## AIM OF THE TASK
In the entries below, find the lines with the word "passed" and copy them.
□ □ □ □
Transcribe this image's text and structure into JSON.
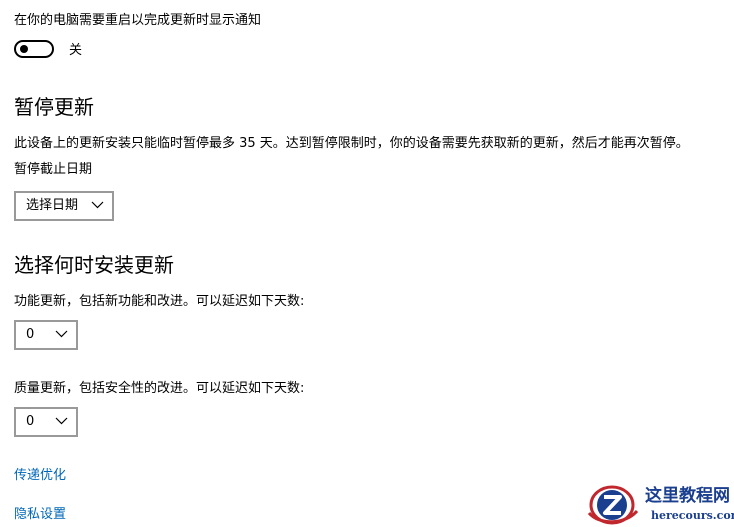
{
  "restart_notify": {
    "label": "在你的电脑需要重启以完成更新时显示通知",
    "toggle_state_label": "关",
    "toggle_on": false
  },
  "pause_updates": {
    "heading": "暂停更新",
    "description": "此设备上的更新安装只能临时暂停最多 35 天。达到暂停限制时，你的设备需要先获取新的更新，然后才能再次暂停。",
    "until_label": "暂停截止日期",
    "date_dropdown_value": "选择日期"
  },
  "choose_when": {
    "heading": "选择何时安装更新",
    "feature_label": "功能更新，包括新功能和改进。可以延迟如下天数:",
    "feature_value": "0",
    "quality_label": "质量更新，包括安全性的改进。可以延迟如下天数:",
    "quality_value": "0"
  },
  "links": {
    "delivery_optimization": "传递优化",
    "privacy_settings": "隐私设置"
  },
  "watermark": {
    "title": "这里教程网",
    "url": "herecours.com"
  },
  "colors": {
    "link": "#0067b8",
    "text": "#000000",
    "dropdown_border": "#999999",
    "watermark_blue": "#1b3f8f",
    "watermark_red": "#c0282e"
  },
  "icons": {
    "dropdown": "chevron-down-icon",
    "watermark_logo": "z-globe-logo-icon"
  }
}
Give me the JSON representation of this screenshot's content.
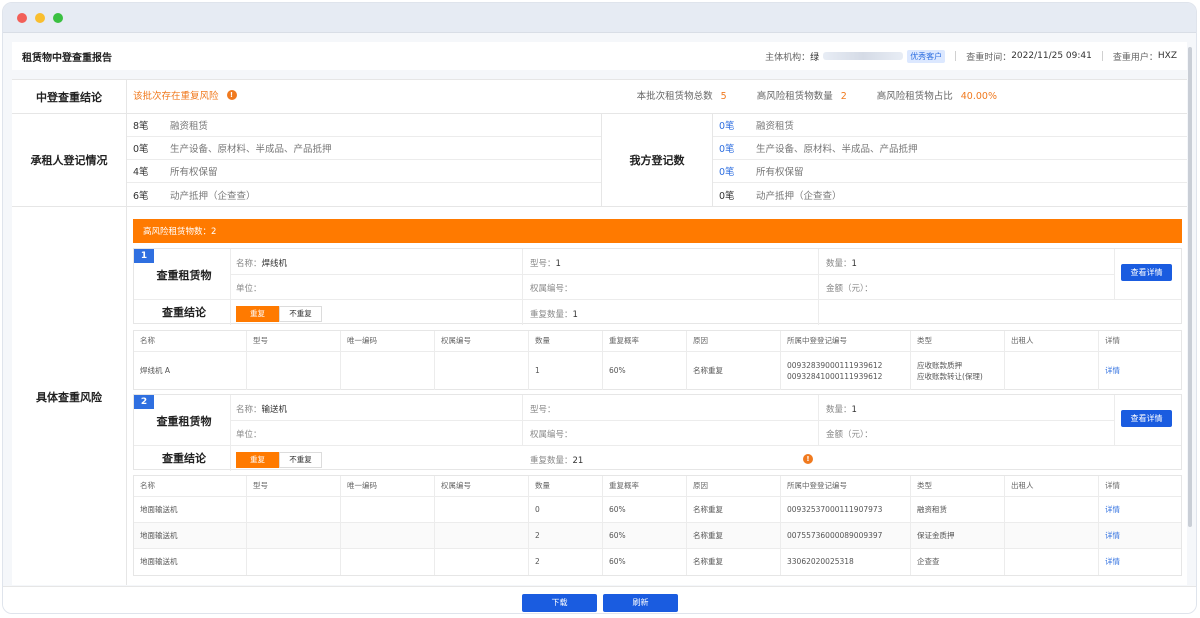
{
  "header": {
    "title": "租赁物中登查重报告",
    "org_label": "主体机构：",
    "org_prefix": "绿",
    "org_tag": "优秀客户",
    "time_label": "查重时间：",
    "time_value": "2022/11/25 09:41",
    "user_label": "查重用户：",
    "user_value": "HXZ"
  },
  "conclusion": {
    "label": "中登查重结论",
    "text": "该批次存在重复风险",
    "total_label": "本批次租赁物总数",
    "total_value": "5",
    "high_label": "高风险租赁物数量",
    "high_value": "2",
    "ratio_label": "高风险租赁物占比",
    "ratio_value": "40.00%"
  },
  "lessee": {
    "label": "承租人登记情况",
    "items": [
      {
        "count": "8笔",
        "desc": "融资租赁"
      },
      {
        "count": "0笔",
        "desc": "生产设备、原材料、半成品、产品抵押"
      },
      {
        "count": "4笔",
        "desc": "所有权保留"
      },
      {
        "count": "6笔",
        "desc": "动产抵押（企查查）"
      }
    ],
    "our_label": "我方登记数",
    "our_items": [
      {
        "count": "0笔",
        "desc": "融资租赁"
      },
      {
        "count": "0笔",
        "desc": "生产设备、原材料、半成品、产品抵押"
      },
      {
        "count": "0笔",
        "desc": "所有权保留"
      },
      {
        "count": "0笔",
        "desc": "动产抵押（企查查）"
      }
    ]
  },
  "risk": {
    "label": "具体查重风险",
    "bar_text": "高风险租赁物数：2",
    "check_item_label": "查重租赁物",
    "check_result_label": "查重结论",
    "name_label": "名称：",
    "model_label": "型号：",
    "qty_label": "数量：",
    "unit_label": "单位：",
    "cert_label": "权属编号：",
    "amount_label": "金额（元）：",
    "dup_qty_label": "重复数量：",
    "btn_detail": "查看详情",
    "toggle_dup": "重复",
    "toggle_nodup": "不重复",
    "columns": [
      "名称",
      "型号",
      "唯一编码",
      "权属编号",
      "数量",
      "重复概率",
      "原因",
      "所属中登登记编号",
      "类型",
      "出租人",
      "详情"
    ],
    "items": [
      {
        "index": "1",
        "name": "焊线机",
        "model": "1",
        "qty": "1",
        "dup_qty": "1",
        "rows": [
          {
            "name": "焊线机 A",
            "model": "",
            "code": "",
            "cert": "",
            "qty": "1",
            "prob": "60%",
            "reason": "名称重复",
            "reg1": "00932839000111939612",
            "reg2": "00932841000111939612",
            "type1": "应收账款质押",
            "type2": "应收账款转让(保理)",
            "lessor": "",
            "detail": "详情"
          }
        ]
      },
      {
        "index": "2",
        "name": "输送机",
        "model": "",
        "qty": "1",
        "dup_qty": "21",
        "rows": [
          {
            "name": "地面输送机",
            "model": "",
            "code": "",
            "cert": "",
            "qty": "0",
            "prob": "60%",
            "reason": "名称重复",
            "reg1": "00932537000111907973",
            "type1": "融资租赁",
            "lessor": "",
            "detail": "详情"
          },
          {
            "name": "地面输送机",
            "model": "",
            "code": "",
            "cert": "",
            "qty": "2",
            "prob": "60%",
            "reason": "名称重复",
            "reg1": "00755736000089009397",
            "type1": "保证金质押",
            "lessor": "",
            "detail": "详情"
          },
          {
            "name": "地面输送机",
            "model": "",
            "code": "",
            "cert": "",
            "qty": "2",
            "prob": "60%",
            "reason": "名称重复",
            "reg1": "33062020025318",
            "type1": "企查查",
            "lessor": "",
            "detail": "详情"
          }
        ]
      }
    ]
  },
  "footer": {
    "download": "下载",
    "refresh": "刷新"
  }
}
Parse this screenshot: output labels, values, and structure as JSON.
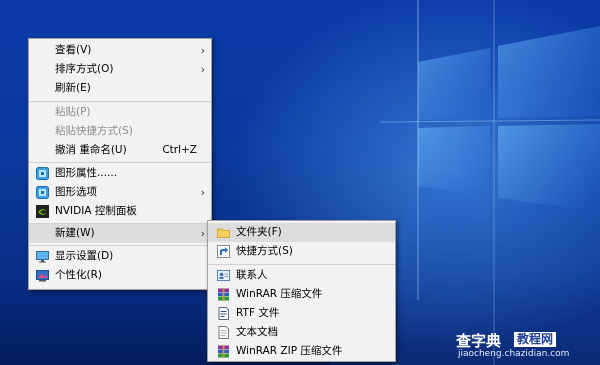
{
  "context_menu": {
    "items": [
      {
        "label": "查看(V)",
        "shortcut": "",
        "submenu": true,
        "disabled": false,
        "icon": ""
      },
      {
        "label": "排序方式(O)",
        "shortcut": "",
        "submenu": true,
        "disabled": false,
        "icon": ""
      },
      {
        "label": "刷新(E)",
        "shortcut": "",
        "submenu": false,
        "disabled": false,
        "icon": ""
      },
      {
        "label": "粘贴(P)",
        "shortcut": "",
        "submenu": false,
        "disabled": true,
        "icon": ""
      },
      {
        "label": "粘贴快捷方式(S)",
        "shortcut": "",
        "submenu": false,
        "disabled": true,
        "icon": ""
      },
      {
        "label": "撤消 重命名(U)",
        "shortcut": "Ctrl+Z",
        "submenu": false,
        "disabled": false,
        "icon": ""
      },
      {
        "label": "图形属性......",
        "shortcut": "",
        "submenu": false,
        "disabled": false,
        "icon": "intel-graphics-icon"
      },
      {
        "label": "图形选项",
        "shortcut": "",
        "submenu": true,
        "disabled": false,
        "icon": "intel-graphics-icon"
      },
      {
        "label": "NVIDIA 控制面板",
        "shortcut": "",
        "submenu": false,
        "disabled": false,
        "icon": "nvidia-icon"
      },
      {
        "label": "新建(W)",
        "shortcut": "",
        "submenu": true,
        "disabled": false,
        "icon": ""
      },
      {
        "label": "显示设置(D)",
        "shortcut": "",
        "submenu": false,
        "disabled": false,
        "icon": "display-settings-icon"
      },
      {
        "label": "个性化(R)",
        "shortcut": "",
        "submenu": false,
        "disabled": false,
        "icon": "personalize-icon"
      }
    ],
    "arrow": "›"
  },
  "new_submenu": {
    "items": [
      {
        "label": "文件夹(F)",
        "icon": "folder-icon"
      },
      {
        "label": "快捷方式(S)",
        "icon": "shortcut-icon"
      },
      {
        "label": "联系人",
        "icon": "contact-icon"
      },
      {
        "label": "WinRAR 压缩文件",
        "icon": "winrar-icon"
      },
      {
        "label": "RTF 文件",
        "icon": "rtf-document-icon"
      },
      {
        "label": "文本文档",
        "icon": "text-document-icon"
      },
      {
        "label": "WinRAR ZIP 压缩文件",
        "icon": "winrar-zip-icon"
      }
    ]
  },
  "watermark": {
    "title": "查字典",
    "tag": "教程网",
    "url": "jiaocheng.chazidian.com"
  },
  "colors": {
    "menu_bg": "#f2f2f2",
    "hover_bg": "#dcdcdc",
    "disabled_text": "#8d8d8d",
    "desktop_blue": "#0b3aa8"
  }
}
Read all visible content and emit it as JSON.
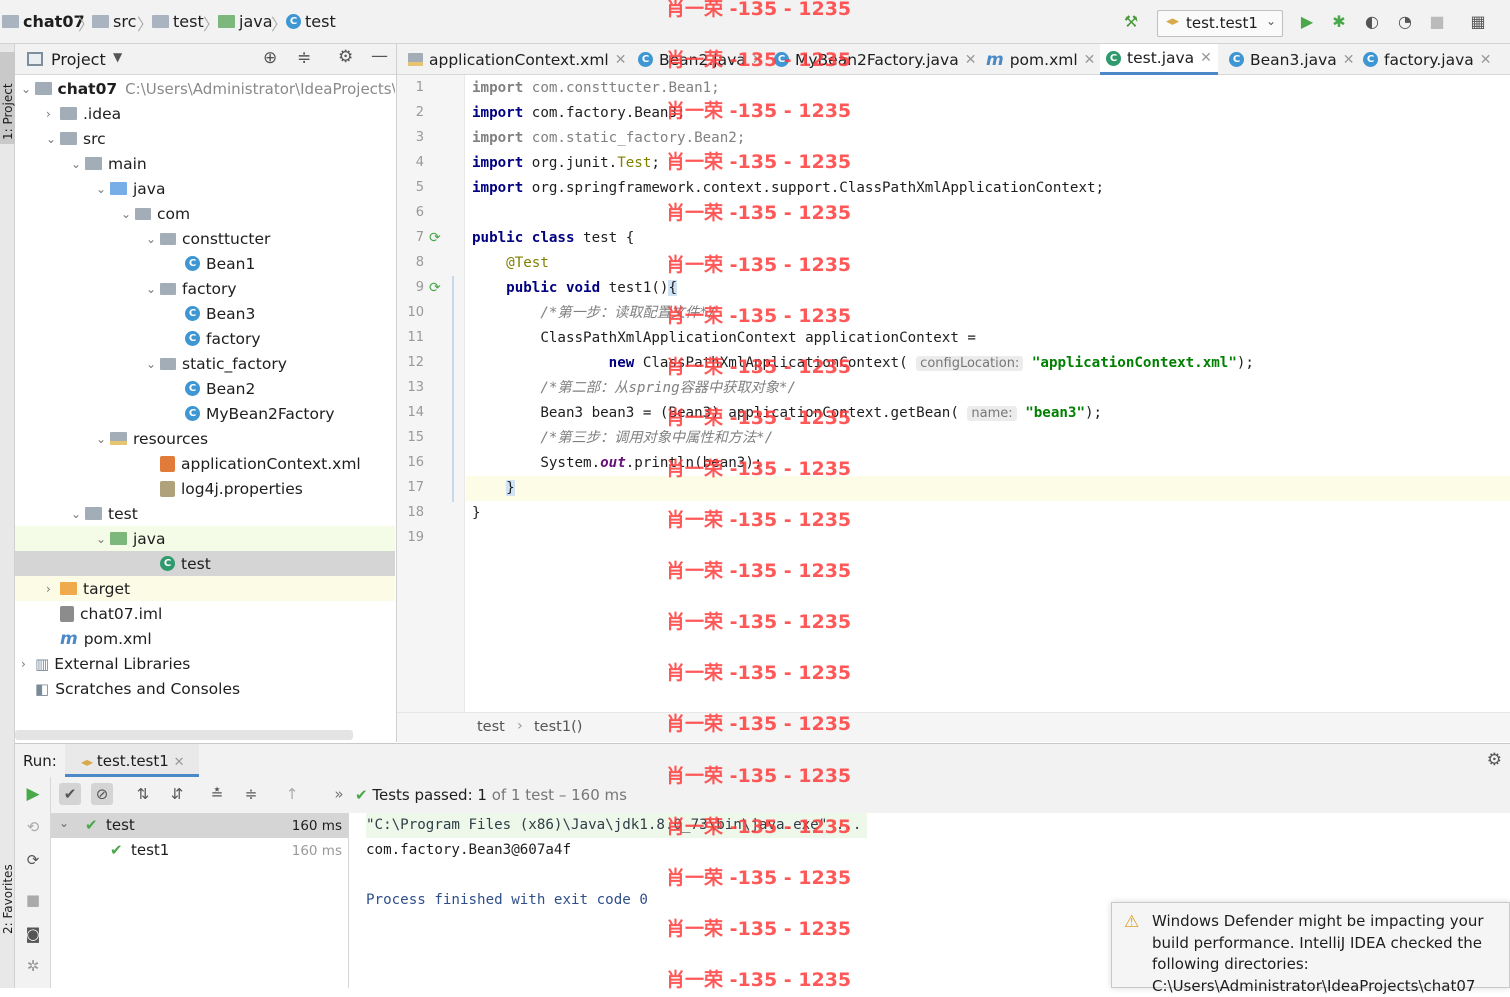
{
  "breadcrumb": {
    "project": "chat07",
    "items": [
      "src",
      "test",
      "java",
      "test"
    ]
  },
  "toolbar": {
    "run_config": "test.test1"
  },
  "project_panel": {
    "title": "Project",
    "project_path": "C:\\Users\\Administrator\\IdeaProjects\\c",
    "tree": [
      {
        "label": "chat07",
        "depth": 0,
        "arrow": "⌄",
        "icon": "folder",
        "bold": true
      },
      {
        "label": ".idea",
        "depth": 1,
        "arrow": "›",
        "icon": "folder"
      },
      {
        "label": "src",
        "depth": 1,
        "arrow": "⌄",
        "icon": "folder"
      },
      {
        "label": "main",
        "depth": 2,
        "arrow": "⌄",
        "icon": "folder"
      },
      {
        "label": "java",
        "depth": 3,
        "arrow": "⌄",
        "icon": "folder-blue"
      },
      {
        "label": "com",
        "depth": 4,
        "arrow": "⌄",
        "icon": "package"
      },
      {
        "label": "consttucter",
        "depth": 5,
        "arrow": "⌄",
        "icon": "package"
      },
      {
        "label": "Bean1",
        "depth": 6,
        "arrow": "",
        "icon": "class"
      },
      {
        "label": "factory",
        "depth": 5,
        "arrow": "⌄",
        "icon": "package"
      },
      {
        "label": "Bean3",
        "depth": 6,
        "arrow": "",
        "icon": "class"
      },
      {
        "label": "factory",
        "depth": 6,
        "arrow": "",
        "icon": "class"
      },
      {
        "label": "static_factory",
        "depth": 5,
        "arrow": "⌄",
        "icon": "package"
      },
      {
        "label": "Bean2",
        "depth": 6,
        "arrow": "",
        "icon": "class"
      },
      {
        "label": "MyBean2Factory",
        "depth": 6,
        "arrow": "",
        "icon": "class"
      },
      {
        "label": "resources",
        "depth": 3,
        "arrow": "⌄",
        "icon": "folder-res"
      },
      {
        "label": "applicationContext.xml",
        "depth": 5,
        "arrow": "",
        "icon": "xml"
      },
      {
        "label": "log4j.properties",
        "depth": 5,
        "arrow": "",
        "icon": "props"
      },
      {
        "label": "test",
        "depth": 2,
        "arrow": "⌄",
        "icon": "folder"
      },
      {
        "label": "java",
        "depth": 3,
        "arrow": "⌄",
        "icon": "folder-green"
      },
      {
        "label": "test",
        "depth": 5,
        "arrow": "",
        "icon": "test-class"
      },
      {
        "label": "target",
        "depth": 1,
        "arrow": "›",
        "icon": "folder-orange"
      },
      {
        "label": "chat07.iml",
        "depth": 1,
        "arrow": "",
        "icon": "iml"
      },
      {
        "label": "pom.xml",
        "depth": 1,
        "arrow": "",
        "icon": "maven"
      },
      {
        "label": "External Libraries",
        "depth": 0,
        "arrow": "›",
        "icon": "libs"
      },
      {
        "label": "Scratches and Consoles",
        "depth": 0,
        "arrow": "",
        "icon": "scratch"
      }
    ]
  },
  "tabs": [
    "applicationContext.xml",
    "Bean2.java",
    "MyBean2Factory.java",
    "pom.xml",
    "test.java",
    "Bean3.java",
    "factory.java"
  ],
  "editor": {
    "line_numbers": [
      "1",
      "2",
      "3",
      "4",
      "5",
      "6",
      "7",
      "8",
      "9",
      "10",
      "11",
      "12",
      "13",
      "14",
      "15",
      "16",
      "17",
      "18",
      "19"
    ],
    "hints": {
      "config": "configLocation:",
      "name": "name:"
    },
    "crumb": [
      "test",
      "test1()"
    ]
  },
  "run": {
    "label": "Run:",
    "tab": "test.test1",
    "status_prefix": "Tests passed: ",
    "passed": "1",
    "status_suffix": " of 1 test – 160 ms",
    "tests": [
      {
        "name": "test",
        "time": "160 ms"
      },
      {
        "name": "test1",
        "time": "160 ms"
      }
    ],
    "console": [
      "\"C:\\Program Files (x86)\\Java\\jdk1.8.0_73\\bin\\java.exe\" ...",
      "com.factory.Bean3@607a4f",
      "",
      "Process finished with exit code 0"
    ]
  },
  "notification": {
    "text": "Windows Defender might be impacting your build performance. IntelliJ IDEA checked the following directories:",
    "path": "C:\\Users\\Administrator\\IdeaProjects\\chat07"
  },
  "side_tabs": {
    "project": "1: Project",
    "favorites": "2: Favorites"
  },
  "watermark": "肖一荣 -135 - 1235"
}
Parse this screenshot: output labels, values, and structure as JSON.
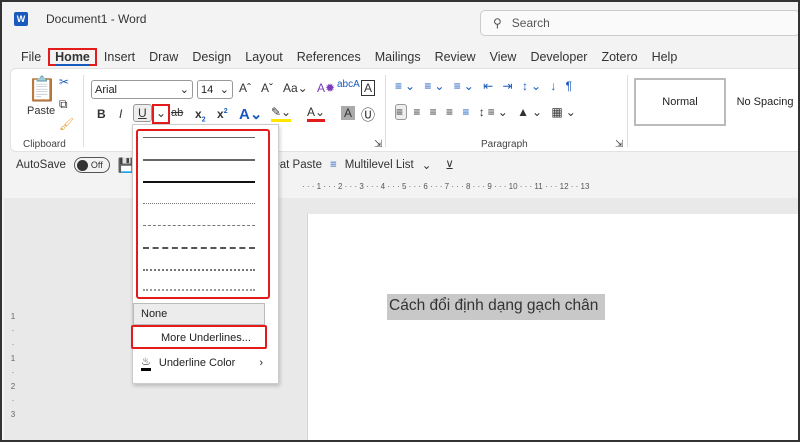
{
  "window": {
    "title": "Document1  -  Word",
    "app_icon": "W"
  },
  "search": {
    "placeholder": "Search"
  },
  "tabs": [
    "File",
    "Home",
    "Insert",
    "Draw",
    "Design",
    "Layout",
    "References",
    "Mailings",
    "Review",
    "View",
    "Developer",
    "Zotero",
    "Help"
  ],
  "ribbon": {
    "clipboard": {
      "paste": "Paste",
      "label": "Clipboard"
    },
    "font": {
      "name": "Arial",
      "size": "14"
    },
    "paragraph": {
      "label": "Paragraph"
    },
    "styles": [
      "Normal",
      "No Spacing"
    ]
  },
  "qat": {
    "autosave": "AutoSave",
    "toggle": "Off",
    "save_partial": "S",
    "repeat_paste": "peat Paste",
    "multilevel": "Multilevel List"
  },
  "ruler": "· · · 1 · · · 2 · · · 3 · · · 4 · · · 5 · · · 6 · · · 7 · · · 8 · · · 9 · · · 10 · · · 11 · · · 12 · · 13",
  "vruler": [
    "1",
    "·",
    "·",
    "1",
    "·",
    "2",
    "·",
    "3"
  ],
  "document": {
    "text": "Cách đổi định dạng gạch chân"
  },
  "underline_menu": {
    "styles": [
      "single",
      "thick",
      "double-weight",
      "dotted",
      "dashed",
      "dash-dot",
      "dash-dot-dot",
      "wave"
    ],
    "none": "None",
    "more": "More Underlines...",
    "color": "Underline Color"
  },
  "colors": {
    "accent": "#185abd",
    "highlight": "#e31b1b"
  }
}
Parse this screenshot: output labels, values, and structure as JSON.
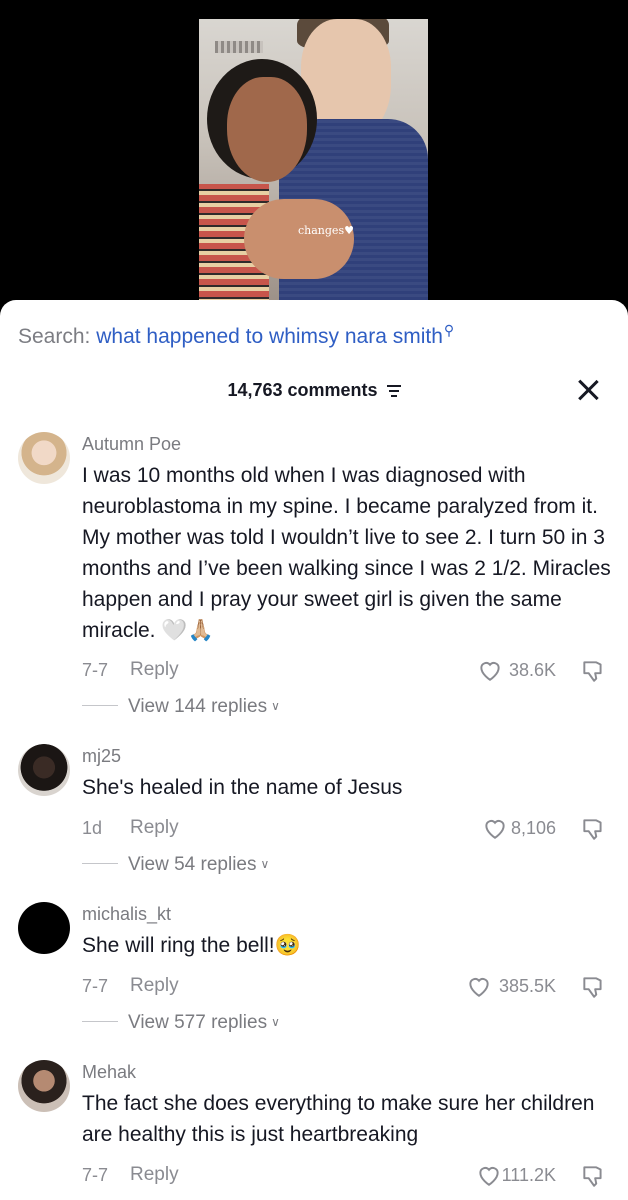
{
  "video": {
    "caption": "changes",
    "caption_icon": "white-heart"
  },
  "search": {
    "label": "Search:",
    "term": "what happened to whimsy nara smith",
    "icon": "search-icon"
  },
  "comments_header": {
    "count_label": "14,763 comments"
  },
  "comments": [
    {
      "username": "Autumn Poe",
      "text": "I was 10 months old when I was diagnosed with neuroblastoma in my spine. I became paralyzed from it. My mother was told I wouldn’t live to see 2. I turn 50 in 3 months and I’ve been walking since I was 2 1/2. Miracles happen and I pray your sweet girl is given the same miracle. 🤍🙏🏼",
      "date": "7-7",
      "reply_label": "Reply",
      "likes": "38.6K",
      "view_replies": "View 144 replies"
    },
    {
      "username": "mj25",
      "text": "She's healed in the name of Jesus",
      "date": "1d",
      "reply_label": "Reply",
      "likes": "8,106",
      "view_replies": "View 54 replies"
    },
    {
      "username": "michalis_kt",
      "text": "She will ring the bell!🥹",
      "date": "7-7",
      "reply_label": "Reply",
      "likes": "385.5K",
      "view_replies": "View 577 replies"
    },
    {
      "username": "Mehak",
      "text": "The fact she does everything to make sure her children are healthy this is just heartbreaking",
      "date": "7-7",
      "reply_label": "Reply",
      "likes": "111.2K"
    }
  ]
}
□ □ □ □
## TASK SOLUTION
    "status_prefix": "Tests passed: ",
    "passed": "1",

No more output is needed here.